SOURCE EXTRACT:
◇ ◇ ◇ ◇

Sedimentation of colored microparticles during preparation thereof
is inhibited, leading to improved solution stability. Further,
transparency as a toner is also superior. The volume median
diameter of the colored micropa.rticles can be determined using
electrophoretic light-scattering photometer ELS-800 (produced by
Otsuka Denshi Co.).
[0041] The colorant content of colored microparticles, which is
represented by a weight ratio of colorant to resin (%), is
preferably from 10% to 70% by weight, based on cross-linked
polyester resin or nitrogen-containing polycondensate resin, and
more preferably 15% to 55%. A content falling within the foregoing
range results in toner images at a relatively high density.
[0042] The method of preparing a toner of the invention comprises
the step of subjecting polyester resin particles and colored
microparticles composed of a colorant and a crosslinked polyester
resin or nitrogen-containing polycondensate resin to coagulation
and fusion in an aqueous medium to obtain toner particles. The
polyester resin particles can be obtained by the polymerization
process comprising (i) dispersing a polymerization composition
containing at least one carboxylic acid having a valence of two or
more (hereinafter, also denoted as polyvalent carboxylic acid or
polycarboxylic acid) and at least one alcohol having a valence of
two or more (hereinafter, also denoted as polyvalent alcohol or
polyhydric alcohol) in an aqueous medium containing a surfactant of
a compound having a long chain hydrocarbon group and an acidic
group (hereinafter, also denoted as acidic group-containing
surfactant) in the form of oil-droplets dispersed in the aqueous
medium, and (ii) subjecting the polyvalent carboxylic acid and the
polyvalent alcohol to polycondensation to form the polyester resin
particles.
[0043] In one embodiment of the invention, the method of preparing
a toner of the invention comprises:
[0044] (1) an oil-droplet formation step in which a polyvalent
carboxylic acid and a polyvalent alcohol are mixed to prepare a
polymerization composition and this composition is dispersed in an
aqueous medium containing an acidic group-containing surfactant to
obtain an aqueous dispersion of polymerization composition in the
form of oil-droplets dispersed in the aqueous medium,
[0045] (2) a polymerization step in which the obtained aqueous
dispersion of polymerization composition is subjected to
polymerization (polycondensation) to obtain a dispersion of
polyester resin particles,
[0046] (3) a coagulation and fusion step in which the polyester
resin particles, colored microparticles and optionally a toner
constituent such as a particulate wax or particulate
charge-controlling agent are coagulated and thermally fused in an
aqueous medium to obtain toner particles,
[0047] (4) a solid/liquid separation and washing step in which the
obtained toner particles are separated from the aqueous medium and
washed to remove surfactants and the like from the toner
particles,
[0048] (5) a drying step in which the washed toner particles are
dried, and the method further includes
[0049] (6) an external additive-incorporating step in which an
external additive is incorporated to the dried toner particles.

◇ ◇ ◇ ◇

DIRECTIVES:
**1)** Could you copy the toner passage from "Sedimentation of colored" up to and including "relatively high density."?
**2)** How would you express the rows below, from the line with "preview-message-card: Hello John!" up to and including the line with "main-content: test_templare_article Template", as a JSON list of strings with one string per line and blank lines left out?

EXERCISE MATERIAL:
◇ ◇ ◇ ◇

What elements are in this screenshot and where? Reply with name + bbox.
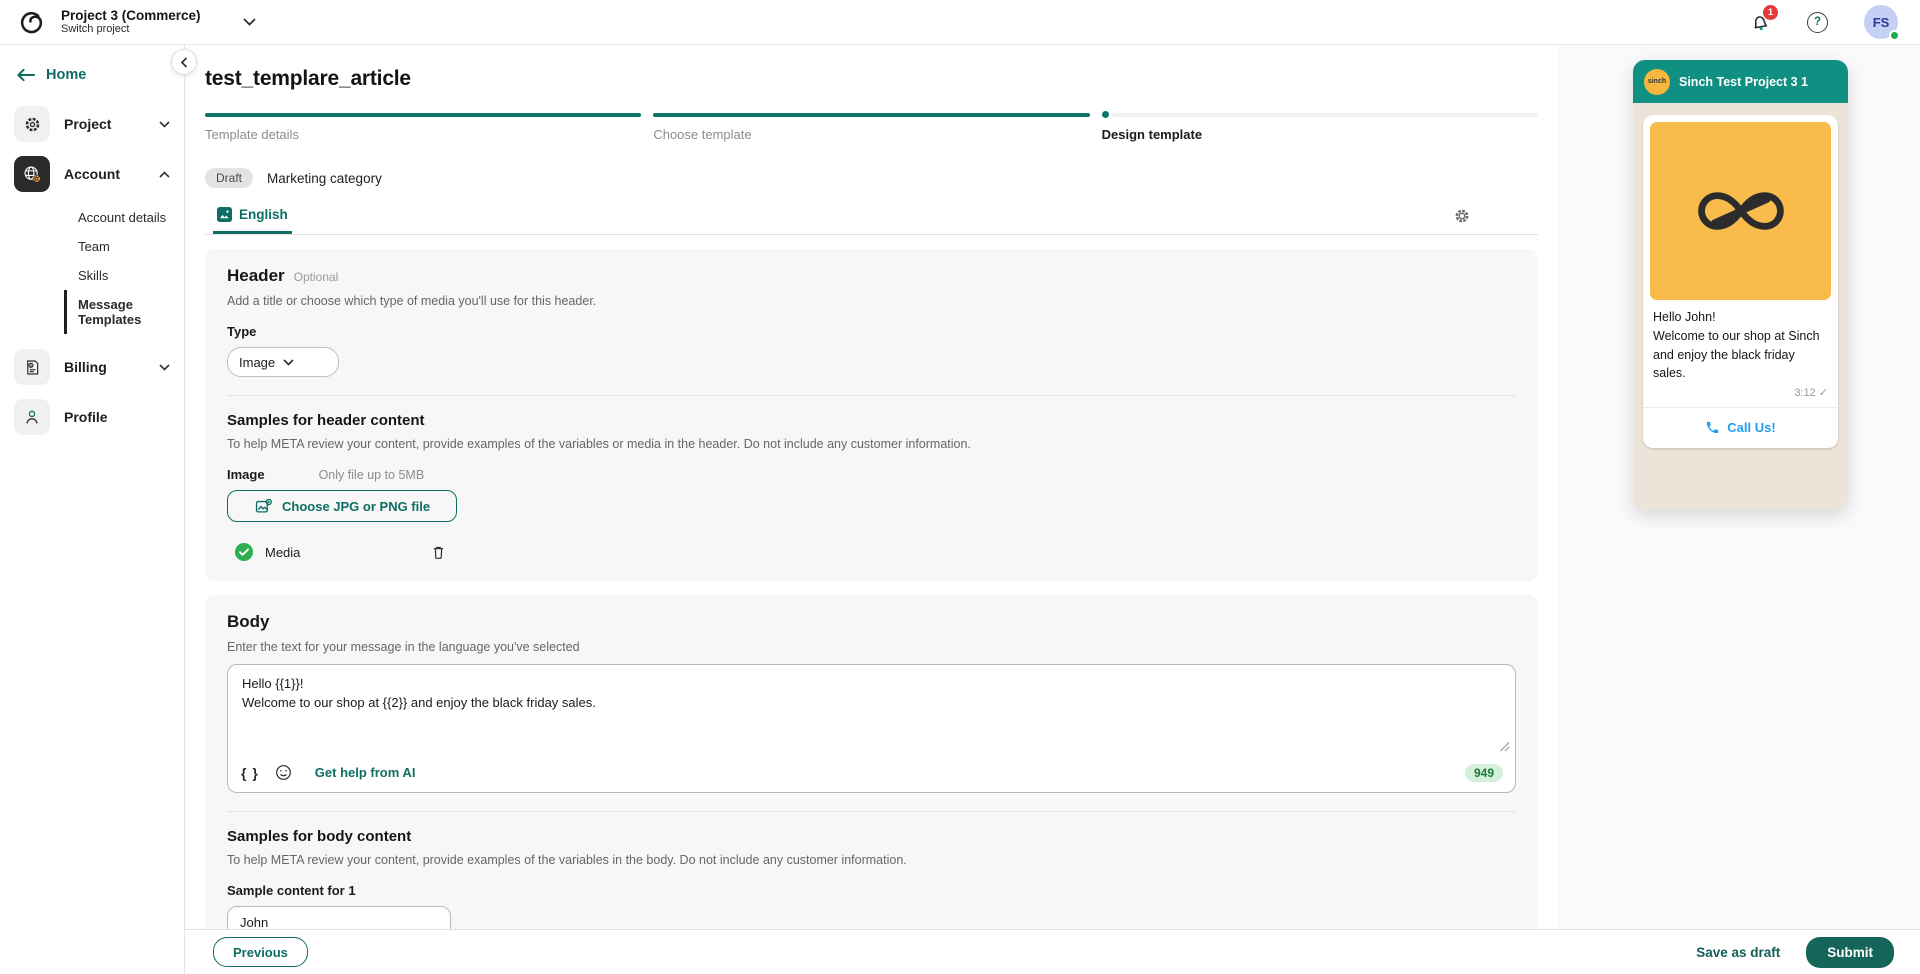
preview-message-card: Hello John! Welcome to our shop at Sinch…: [1643, 115, 1838, 448]
project-switcher[interactable]: Project 3 (Commerce) Switch project: [18, 8, 256, 36]
step-template-details[interactable]: Template details: [205, 111, 642, 142]
sidebar-collapse-button[interactable]: [171, 49, 197, 75]
notification-badge: 1: [1763, 5, 1778, 20]
step-choose-template[interactable]: Choose template: [653, 111, 1090, 142]
switch-project-label: Switch project: [61, 23, 130, 36]
globe-gear-icon: [14, 156, 50, 192]
submit-button[interactable]: Submit: [1806, 936, 1894, 968]
image-label: Image: [227, 467, 265, 482]
save-as-draft-link[interactable]: Save as draft: [1696, 945, 1780, 960]
main-content: test_templare_article Template details C…: [185, 45, 1558, 974]
sidebar-item-project[interactable]: Project: [0, 99, 184, 149]
image-language-icon: [217, 207, 232, 222]
chevron-down-icon: [159, 120, 170, 128]
sidebar-item-account[interactable]: Account: [0, 149, 184, 199]
chevron-down-icon: [242, 18, 256, 26]
account-subnav: Account details Team Skills Message Temp…: [64, 203, 184, 334]
preview-message-line2: Welcome to our shop at Sinch and enjoy t…: [1653, 328, 1820, 381]
preview-chat-header: sinch Sinch Test Project 3 1: [1633, 60, 1848, 103]
image-upload-icon: [254, 497, 273, 516]
char-count-badge: 949: [1464, 763, 1503, 782]
whatsapp-preview-panel: sinch Sinch Test Project 3 1 Hello John!…: [1633, 60, 1848, 510]
language-tabs: English: [205, 206, 1538, 235]
media-file-label: Media: [265, 544, 301, 560]
preview-message-time: 3:12 ✓: [1794, 387, 1828, 399]
project-name: Project 3 (Commerce): [61, 7, 201, 23]
samples-body-title: Samples for body content: [227, 828, 412, 845]
sidebar-home-link[interactable]: Home: [0, 53, 184, 99]
tab-english[interactable]: English: [213, 207, 292, 234]
chevron-down-icon: [159, 363, 170, 371]
body-section-title: Body: [227, 612, 270, 631]
footer-bar: Previous Save as draft Submit: [185, 929, 1920, 974]
sidebar-item-profile[interactable]: Profile: [0, 392, 184, 442]
notifications-button[interactable]: 1: [1749, 5, 1778, 33]
emoji-button[interactable]: [274, 763, 293, 782]
body-text-input[interactable]: Hello {{1}}! Welcome to our shop at {{2}…: [228, 665, 1515, 757]
samples-header-description: To help META review your content, provid…: [227, 437, 971, 451]
step-design-template[interactable]: Design template: [1101, 111, 1538, 142]
invoice-icon: [14, 349, 50, 385]
sidebar-item-skills[interactable]: Skills: [64, 261, 184, 290]
body-panel: Body Enter the text for your message in …: [205, 595, 1538, 974]
body-description: Enter the text for your message in the l…: [227, 640, 580, 654]
preview-chat-body: Hello John! Welcome to our shop at Sinch…: [1633, 103, 1848, 510]
previous-button[interactable]: Previous: [213, 937, 308, 967]
sample1-label: Sample content for 1: [227, 883, 356, 898]
header-type-select[interactable]: Image: [227, 347, 339, 377]
active-step-dot: [1101, 111, 1109, 118]
sidebar: Home Project Account Account details Tea…: [0, 45, 197, 974]
page-title: test_templare_article: [205, 67, 411, 90]
category-label: Marketing category: [267, 170, 382, 186]
get-help-from-ai-link[interactable]: Get help from AI: [315, 765, 416, 780]
file-size-hint: Only file up to 5MB: [318, 468, 425, 482]
sidebar-item-message-templates[interactable]: Message Templates: [64, 290, 184, 334]
phone-icon: [1705, 420, 1720, 435]
online-status-dot: [1889, 30, 1900, 41]
smiley-icon: [274, 763, 293, 782]
help-button[interactable]: ?: [1807, 11, 1828, 33]
header-section-title: Header: [227, 266, 285, 285]
type-label: Type: [227, 324, 257, 339]
sinch-infinity-logo-icon: [1686, 182, 1796, 240]
preview-header-image: [1650, 122, 1831, 300]
chevron-down-icon: [283, 358, 327, 366]
insert-variable-button[interactable]: { }: [241, 765, 259, 781]
resize-handle-icon[interactable]: [1499, 741, 1510, 752]
topbar: Project 3 (Commerce) Switch project 1 ? …: [0, 0, 1920, 45]
trash-icon: [430, 544, 447, 561]
template-settings-button[interactable]: [1452, 206, 1472, 234]
question-mark-icon: ?: [1813, 16, 1822, 28]
check-circle-icon: [235, 543, 253, 561]
gear-icon: [14, 106, 50, 142]
samples-header-title: Samples for header content: [227, 412, 425, 429]
person-icon: [14, 399, 50, 435]
sinch-avatar: sinch: [1644, 68, 1670, 95]
chevron-left-icon: [180, 56, 188, 68]
optional-label: Optional: [293, 270, 339, 284]
status-badge: Draft: [205, 168, 254, 188]
gear-icon: [1452, 206, 1472, 226]
back-arrow-icon: [16, 68, 35, 82]
sinch-logo-icon: [18, 9, 45, 36]
samples-body-description: To help META review your content, provid…: [227, 853, 907, 867]
preview-area: sinch Sinch Test Project 3 1 Hello John!…: [1558, 45, 1920, 929]
body-textarea-container: Hello {{1}}! Welcome to our shop at {{2}…: [227, 664, 1516, 793]
header-description: Add a title or choose which type of medi…: [227, 294, 597, 308]
chevron-up-icon: [159, 170, 170, 178]
preview-message-line1: Hello John!: [1653, 310, 1716, 324]
choose-file-button[interactable]: Choose JPG or PNG file: [227, 490, 458, 522]
user-avatar[interactable]: FS: [1864, 5, 1900, 41]
preview-call-us-button: Call Us!: [1650, 408, 1831, 448]
sidebar-item-billing[interactable]: Billing: [0, 342, 184, 392]
delete-media-button[interactable]: [430, 544, 447, 561]
sidebar-item-team[interactable]: Team: [64, 232, 184, 261]
progress-steps: Template details Choose template Design …: [205, 111, 1538, 142]
preview-chat-title: Sinch Test Project 3 1: [1679, 74, 1808, 89]
header-panel: Header Optional Add a title or choose wh…: [205, 249, 1538, 581]
sidebar-item-account-details[interactable]: Account details: [64, 203, 184, 232]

◇ ◇ ◇ ◇

ANSWERS TO THE PROBLEMS:
**1)**
Sedimentation of colored microparticles during preparation thereof
is inhibited, leading to improved solution stability. Further,
transparency as a toner is also superior. The volume median
diameter of the colored micropa.rticles can be determined using
electrophoretic light-scattering photometer ELS-800 (produced by
Otsuka Denshi Co.).
[0041] The colorant content of colored microparticles, which is
represented by a weight ratio of colorant to resin (%), is
preferably from 10% to 70% by weight, based on cross-linked
polyester resin or nitrogen-containing polycondensate resin, and
more preferably 15% to 55%. A content falling within the foregoing
range results in toner images at a relatively high density.

**2)**
[
  "preview-message-card: Hello John! Welcome to our shop at Sinch…: [1643, 115, 1838, 448]",
  "project-switcher[interactable]: Project 3 (Commerce) Switch project: [18, 8, 256, 36]",
  "step-template-details[interactable]: Template details: [205, 111, 642, 142]",
  "sidebar-collapse-button[interactable]: [171, 49, 197, 75]",
  "notification-badge: 1: [1763, 5, 1778, 20]",
  "step-choose-template[interactable]: Choose template: [653, 111, 1090, 142]",
  "switch-project-label: Switch project: [61, 23, 130, 36]",
  "globe-gear-icon: [14, 156, 50, 192]",
  "submit-button[interactable]: Submit: [1806, 936, 1894, 968]",
  "image-label: Image: [227, 467, 265, 482]",
  "save-as-draft-link[interactable]: Save as draft: [1696, 945, 1780, 960]",
  "main-content: test_templare_article Template details C…: [185, 45, 1558, 974]"
]